[BEGIN]
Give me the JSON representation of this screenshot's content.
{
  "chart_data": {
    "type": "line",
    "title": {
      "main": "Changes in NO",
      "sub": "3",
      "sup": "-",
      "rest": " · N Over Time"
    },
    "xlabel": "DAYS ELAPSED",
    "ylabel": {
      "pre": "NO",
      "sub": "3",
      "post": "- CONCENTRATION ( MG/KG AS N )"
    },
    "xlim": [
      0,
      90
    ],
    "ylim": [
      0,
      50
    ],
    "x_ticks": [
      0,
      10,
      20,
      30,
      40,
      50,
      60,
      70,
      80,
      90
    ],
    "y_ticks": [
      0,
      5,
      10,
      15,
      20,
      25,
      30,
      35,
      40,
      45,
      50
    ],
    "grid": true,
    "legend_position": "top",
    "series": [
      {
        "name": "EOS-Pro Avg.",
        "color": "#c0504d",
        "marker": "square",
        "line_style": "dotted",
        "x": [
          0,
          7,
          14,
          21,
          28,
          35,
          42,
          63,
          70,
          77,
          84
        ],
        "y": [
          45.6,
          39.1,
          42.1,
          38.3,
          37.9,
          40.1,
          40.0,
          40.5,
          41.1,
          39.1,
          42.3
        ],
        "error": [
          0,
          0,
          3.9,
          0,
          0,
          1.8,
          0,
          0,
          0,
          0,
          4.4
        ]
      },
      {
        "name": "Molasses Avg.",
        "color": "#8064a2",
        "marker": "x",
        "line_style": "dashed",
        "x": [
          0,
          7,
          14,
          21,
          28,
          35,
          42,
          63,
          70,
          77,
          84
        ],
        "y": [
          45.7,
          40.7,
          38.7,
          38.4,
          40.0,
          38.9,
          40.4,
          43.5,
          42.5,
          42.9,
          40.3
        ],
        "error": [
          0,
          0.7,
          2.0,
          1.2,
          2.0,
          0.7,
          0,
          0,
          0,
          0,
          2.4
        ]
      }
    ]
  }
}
[END]
● JOB:
Restate the listing in full, word for word.

● EXERCISE OUTPUT:
Give me the JSON representation of this screenshot's content.
{
  "chart_data": {
    "type": "line",
    "title": {
      "main": "Changes in NO",
      "sub": "3",
      "sup": "-",
      "rest": " · N Over Time"
    },
    "xlabel": "DAYS ELAPSED",
    "ylabel": {
      "pre": "NO",
      "sub": "3",
      "post": "- CONCENTRATION ( MG/KG AS N )"
    },
    "xlim": [
      0,
      90
    ],
    "ylim": [
      0,
      50
    ],
    "x_ticks": [
      0,
      10,
      20,
      30,
      40,
      50,
      60,
      70,
      80,
      90
    ],
    "y_ticks": [
      0,
      5,
      10,
      15,
      20,
      25,
      30,
      35,
      40,
      45,
      50
    ],
    "grid": true,
    "legend_position": "top",
    "series": [
      {
        "name": "EOS-Pro Avg.",
        "color": "#c0504d",
        "marker": "square",
        "line_style": "dotted",
        "x": [
          0,
          7,
          14,
          21,
          28,
          35,
          42,
          63,
          70,
          77,
          84
        ],
        "y": [
          45.6,
          39.1,
          42.1,
          38.3,
          37.9,
          40.1,
          40.0,
          40.5,
          41.1,
          39.1,
          42.3
        ],
        "error": [
          0,
          0,
          3.9,
          0,
          0,
          1.8,
          0,
          0,
          0,
          0,
          4.4
        ]
      },
      {
        "name": "Molasses Avg.",
        "color": "#8064a2",
        "marker": "x",
        "line_style": "dashed",
        "x": [
          0,
          7,
          14,
          21,
          28,
          35,
          42,
          63,
          70,
          77,
          84
        ],
        "y": [
          45.7,
          40.7,
          38.7,
          38.4,
          40.0,
          38.9,
          40.4,
          43.5,
          42.5,
          42.9,
          40.3
        ],
        "error": [
          0,
          0.7,
          2.0,
          1.2,
          2.0,
          0.7,
          0,
          0,
          0,
          0,
          2.4
        ]
      }
    ]
  }
}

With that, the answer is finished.